→ **TASK GOAL**
Select the lines that hold the word "JSON" and copy each one.

---------- RECORDS FOR THE TASK ----------

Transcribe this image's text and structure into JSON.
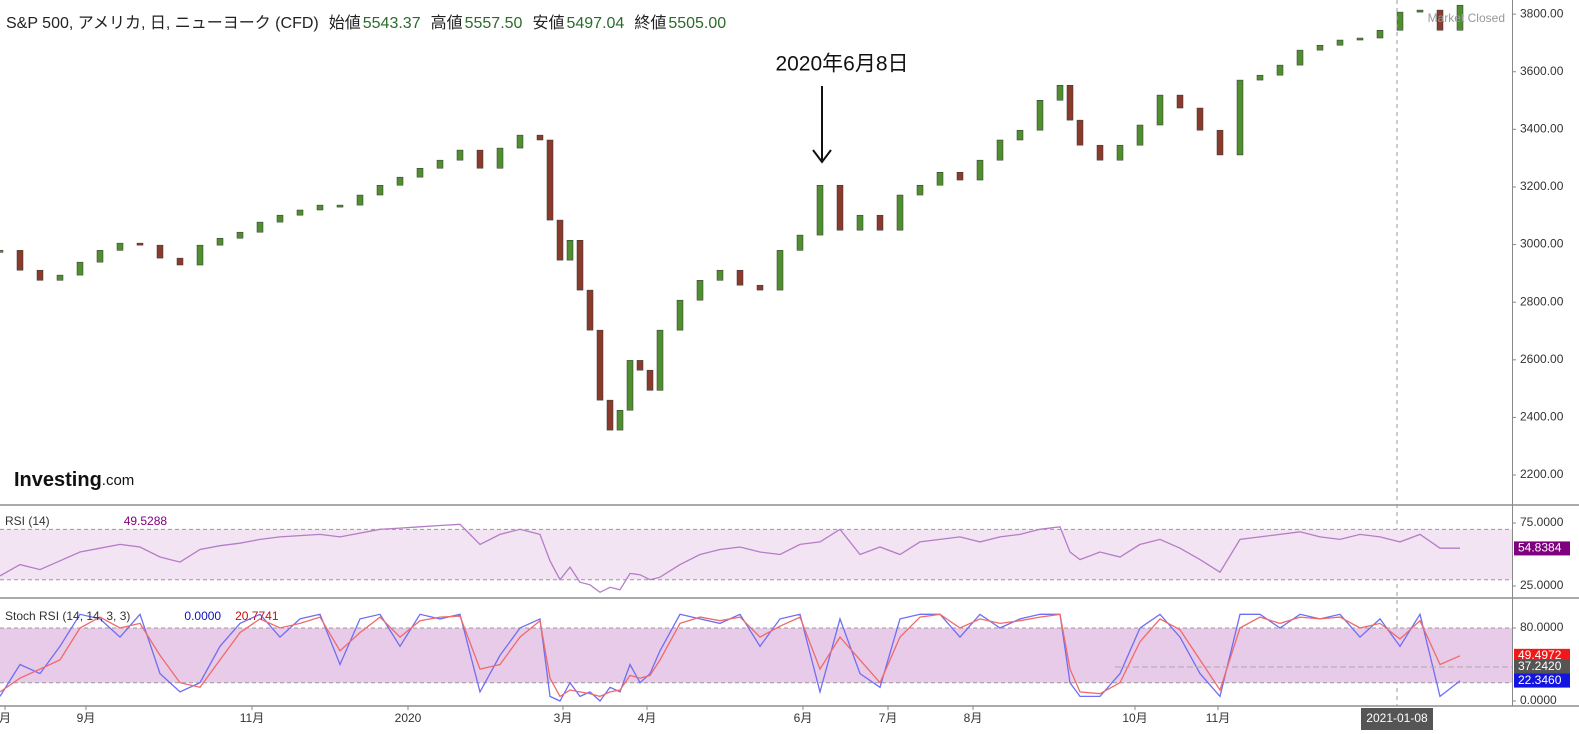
{
  "chart_data": [
    {
      "type": "candlestick",
      "title": "S&P 500, アメリカ, 日, ニューヨーク (CFD)",
      "header_values": [
        {
          "name": "始値",
          "value": "5543.37"
        },
        {
          "name": "高値",
          "value": "5557.50"
        },
        {
          "name": "安値",
          "value": "5497.04"
        },
        {
          "name": "終値",
          "value": "5505.00"
        }
      ],
      "status": "Market Closed",
      "watermark": [
        "Investing",
        ".com"
      ],
      "annotation": "2020年6月8日",
      "annotation_x": 41.1,
      "up_color": "#4f8f2e",
      "down_color": "#8b3b2b",
      "x": [
        0,
        1,
        2,
        3,
        4,
        5,
        6,
        7,
        8,
        9,
        10,
        11,
        12,
        13,
        14,
        15,
        16,
        17,
        18,
        19,
        20,
        21,
        22,
        23,
        24,
        25,
        26,
        27,
        27.5,
        28,
        28.5,
        29,
        29.5,
        30,
        30.5,
        31,
        31.5,
        32,
        32.5,
        33,
        34,
        35,
        36,
        37,
        38,
        39,
        40,
        41,
        42,
        43,
        44,
        45,
        46,
        47,
        48,
        49,
        50,
        51,
        52,
        53,
        53.5,
        54,
        55,
        56,
        57,
        58,
        59,
        60,
        61,
        62,
        63,
        64,
        65,
        66,
        67,
        68,
        69,
        70,
        71,
        72,
        73
      ],
      "series": [
        {
          "values": [
            2980,
            2911,
            2876,
            2894,
            2939,
            2980,
            3005,
            2998,
            2953,
            2929,
            2998,
            3022,
            3043,
            3078,
            3102,
            3120,
            3137,
            3137,
            3172,
            3206,
            3234,
            3265,
            3293,
            3328,
            3265,
            3335,
            3380,
            3363,
            3085,
            2946,
            3015,
            2842,
            2703,
            2460,
            2356,
            2425,
            2598,
            2564,
            2494,
            2703,
            2807,
            2876,
            2911,
            2859,
            2842,
            2980,
            3033,
            3206,
            3050,
            3102,
            3050,
            3172,
            3206,
            3251,
            3224,
            3293,
            3363,
            3397,
            3501,
            3553,
            3432,
            3345,
            3293,
            3345,
            3415,
            3519,
            3474,
            3397,
            3311,
            3571,
            3588,
            3623,
            3675,
            3692,
            3710,
            3717,
            3744,
            3807,
            3814,
            3744,
            3831
          ]
        }
      ],
      "xlim": [
        0,
        75.6
      ],
      "ylim": [
        2096,
        3849
      ],
      "yticks": [
        {
          "value": 2200,
          "label": "2200.00"
        },
        {
          "value": 2400,
          "label": "2400.00"
        },
        {
          "value": 2600,
          "label": "2600.00"
        },
        {
          "value": 2800,
          "label": "2800.00"
        },
        {
          "value": 3000,
          "label": "3000.00"
        },
        {
          "value": 3200,
          "label": "3200.00"
        },
        {
          "value": 3400,
          "label": "3400.00"
        },
        {
          "value": 3600,
          "label": "3600.00"
        },
        {
          "value": 3800,
          "label": "3800.00"
        }
      ],
      "xticks": [
        {
          "value": 0.25,
          "label": "月"
        },
        {
          "value": 4.3,
          "label": "9月"
        },
        {
          "value": 12.6,
          "label": "11月"
        },
        {
          "value": 20.4,
          "label": "2020"
        },
        {
          "value": 28.15,
          "label": "3月"
        },
        {
          "value": 32.35,
          "label": "4月"
        },
        {
          "value": 40.15,
          "label": "6月"
        },
        {
          "value": 44.4,
          "label": "7月"
        },
        {
          "value": 48.65,
          "label": "8月"
        },
        {
          "value": 56.75,
          "label": "10月"
        },
        {
          "value": 60.9,
          "label": "11月"
        }
      ],
      "crosshair_x": {
        "value": 69.85,
        "label": "2021-01-08"
      }
    },
    {
      "type": "line",
      "title": "RSI (14)",
      "x": [
        0,
        1,
        2,
        3,
        4,
        5,
        6,
        7,
        8,
        9,
        10,
        11,
        12,
        13,
        14,
        15,
        16,
        17,
        18,
        19,
        20,
        21,
        22,
        23,
        24,
        25,
        26,
        27,
        27.5,
        28,
        28.5,
        29,
        29.5,
        30,
        30.5,
        31,
        31.5,
        32,
        32.5,
        33,
        34,
        35,
        36,
        37,
        38,
        39,
        40,
        41,
        42,
        43,
        44,
        45,
        46,
        47,
        48,
        49,
        50,
        51,
        52,
        53,
        53.5,
        54,
        55,
        56,
        57,
        58,
        59,
        60,
        61,
        62,
        63,
        64,
        65,
        66,
        67,
        68,
        69,
        70,
        71,
        72,
        73
      ],
      "series": [
        {
          "color": "#b57cc8",
          "legend_value": "49.5288",
          "values": [
            33,
            42,
            38,
            45,
            52,
            55,
            58,
            56,
            48,
            44,
            54,
            57,
            59,
            62,
            64,
            65,
            66,
            64,
            67,
            70,
            71,
            72,
            73,
            74,
            58,
            66,
            70,
            66,
            45,
            30,
            40,
            28,
            26,
            20,
            24,
            22,
            35,
            34,
            30,
            32,
            42,
            50,
            54,
            56,
            52,
            50,
            58,
            60,
            70,
            50,
            56,
            50,
            60,
            62,
            64,
            60,
            64,
            66,
            70,
            72,
            52,
            46,
            52,
            48,
            58,
            62,
            55,
            46,
            36,
            62,
            64,
            66,
            68,
            64,
            62,
            66,
            64,
            60,
            66,
            55,
            55
          ]
        }
      ],
      "ylim": [
        15.5,
        88.5
      ],
      "bands": [
        70,
        30
      ],
      "band_color": "#f3e4f3",
      "yticks": [
        {
          "value": 25,
          "label": "25.0000"
        },
        {
          "value": 75,
          "label": "75.0000"
        }
      ],
      "markers": [
        {
          "value": 54.8384,
          "label": "54.8384",
          "color": "#800080"
        }
      ]
    },
    {
      "type": "line",
      "title": "Stoch RSI (14, 14, 3, 3)",
      "x": [
        0,
        1,
        2,
        3,
        4,
        5,
        6,
        7,
        8,
        9,
        10,
        11,
        12,
        13,
        14,
        15,
        16,
        17,
        18,
        19,
        20,
        21,
        22,
        23,
        24,
        25,
        26,
        27,
        27.5,
        28,
        28.5,
        29,
        29.5,
        30,
        30.5,
        31,
        31.5,
        32,
        32.5,
        33,
        34,
        35,
        36,
        37,
        38,
        39,
        40,
        41,
        42,
        43,
        44,
        45,
        46,
        47,
        48,
        49,
        50,
        51,
        52,
        53,
        53.5,
        54,
        55,
        56,
        57,
        58,
        59,
        60,
        61,
        62,
        63,
        64,
        65,
        66,
        67,
        68,
        69,
        70,
        71,
        72,
        73
      ],
      "series": [
        {
          "color": "#6e6ef5",
          "legend_value": "0.0000",
          "values": [
            5,
            40,
            30,
            60,
            95,
            90,
            70,
            95,
            30,
            10,
            20,
            60,
            85,
            95,
            70,
            90,
            95,
            40,
            90,
            95,
            60,
            95,
            90,
            95,
            10,
            50,
            80,
            90,
            5,
            0,
            20,
            5,
            10,
            0,
            15,
            10,
            40,
            20,
            30,
            55,
            95,
            90,
            85,
            95,
            60,
            90,
            95,
            10,
            90,
            30,
            15,
            90,
            95,
            95,
            70,
            95,
            80,
            90,
            95,
            95,
            20,
            5,
            5,
            30,
            80,
            95,
            70,
            30,
            5,
            95,
            95,
            80,
            95,
            90,
            95,
            70,
            90,
            60,
            95,
            5,
            22
          ]
        },
        {
          "color": "#f06a6a",
          "legend_value": "20.7741",
          "values": [
            10,
            25,
            35,
            45,
            80,
            92,
            80,
            85,
            50,
            20,
            15,
            45,
            75,
            90,
            80,
            85,
            92,
            55,
            75,
            92,
            70,
            88,
            92,
            93,
            35,
            40,
            70,
            88,
            25,
            5,
            12,
            10,
            8,
            5,
            10,
            12,
            28,
            25,
            28,
            45,
            85,
            92,
            88,
            92,
            70,
            82,
            92,
            35,
            70,
            45,
            20,
            70,
            92,
            95,
            80,
            90,
            85,
            88,
            92,
            95,
            35,
            10,
            8,
            20,
            65,
            90,
            78,
            45,
            12,
            80,
            92,
            85,
            92,
            90,
            92,
            80,
            85,
            68,
            88,
            40,
            49.5
          ]
        }
      ],
      "ylim": [
        -5.5,
        111.8
      ],
      "bands": [
        80,
        20
      ],
      "band_color": "#e8cbe8",
      "yticks": [
        {
          "value": 0,
          "label": "0.0000"
        },
        {
          "value": 80,
          "label": "80.0000"
        }
      ],
      "markers": [
        {
          "value": 49.4972,
          "label": "49.4972",
          "color": "#f01818"
        },
        {
          "value": 37.242,
          "label": "37.2420",
          "color": "#555555"
        },
        {
          "value": 22.346,
          "label": "22.3460",
          "color": "#1414e0"
        }
      ]
    }
  ]
}
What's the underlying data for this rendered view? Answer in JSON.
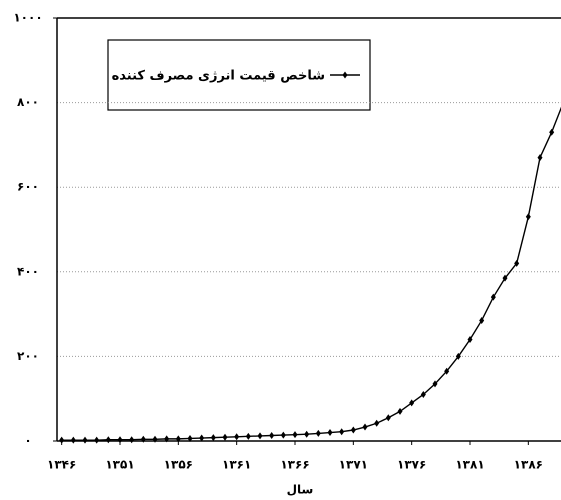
{
  "chart_data": {
    "type": "line",
    "x_label": "سال",
    "x": [
      1346,
      1347,
      1348,
      1349,
      1350,
      1351,
      1352,
      1353,
      1354,
      1355,
      1356,
      1357,
      1358,
      1359,
      1360,
      1361,
      1362,
      1363,
      1364,
      1365,
      1366,
      1367,
      1368,
      1369,
      1370,
      1371,
      1372,
      1373,
      1374,
      1375,
      1376,
      1377,
      1378,
      1379,
      1380,
      1381,
      1382,
      1383,
      1384,
      1385,
      1386,
      1387,
      1388,
      1389
    ],
    "series": [
      {
        "name": "شاخص قیمت انرژی مصرف کننده",
        "color": "#000000",
        "values": [
          2,
          2,
          2,
          2,
          3,
          3,
          3,
          4,
          4,
          5,
          5,
          6,
          7,
          8,
          9,
          10,
          11,
          12,
          13,
          14,
          15,
          16,
          18,
          20,
          22,
          26,
          33,
          42,
          55,
          70,
          90,
          110,
          135,
          165,
          200,
          240,
          285,
          340,
          385,
          420,
          530,
          670,
          730,
          800
        ]
      }
    ],
    "xlim": [
      1345.6,
      1388.8
    ],
    "xticks": [
      {
        "value": 1346,
        "label": "۱۳۴۶"
      },
      {
        "value": 1351,
        "label": "۱۳۵۱"
      },
      {
        "value": 1356,
        "label": "۱۳۵۶"
      },
      {
        "value": 1361,
        "label": "۱۳۶۱"
      },
      {
        "value": 1366,
        "label": "۱۳۶۶"
      },
      {
        "value": 1371,
        "label": "۱۳۷۱"
      },
      {
        "value": 1376,
        "label": "۱۳۷۶"
      },
      {
        "value": 1381,
        "label": "۱۳۸۱"
      },
      {
        "value": 1386,
        "label": "۱۳۸۶"
      }
    ],
    "ylim": [
      0,
      1000
    ],
    "yticks": [
      {
        "value": 0,
        "label": "۰"
      },
      {
        "value": 200,
        "label": "۲۰۰"
      },
      {
        "value": 400,
        "label": "۴۰۰"
      },
      {
        "value": 600,
        "label": "۶۰۰"
      },
      {
        "value": 800,
        "label": "۸۰۰"
      },
      {
        "value": 1000,
        "label": "۱۰۰۰"
      }
    ],
    "grid": true
  }
}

----------

→ **SOLUTION TO THIS TASK**
Transcribe this image's text and structure into JSON.
What's the underlying data for this rendered view? Answer in JSON.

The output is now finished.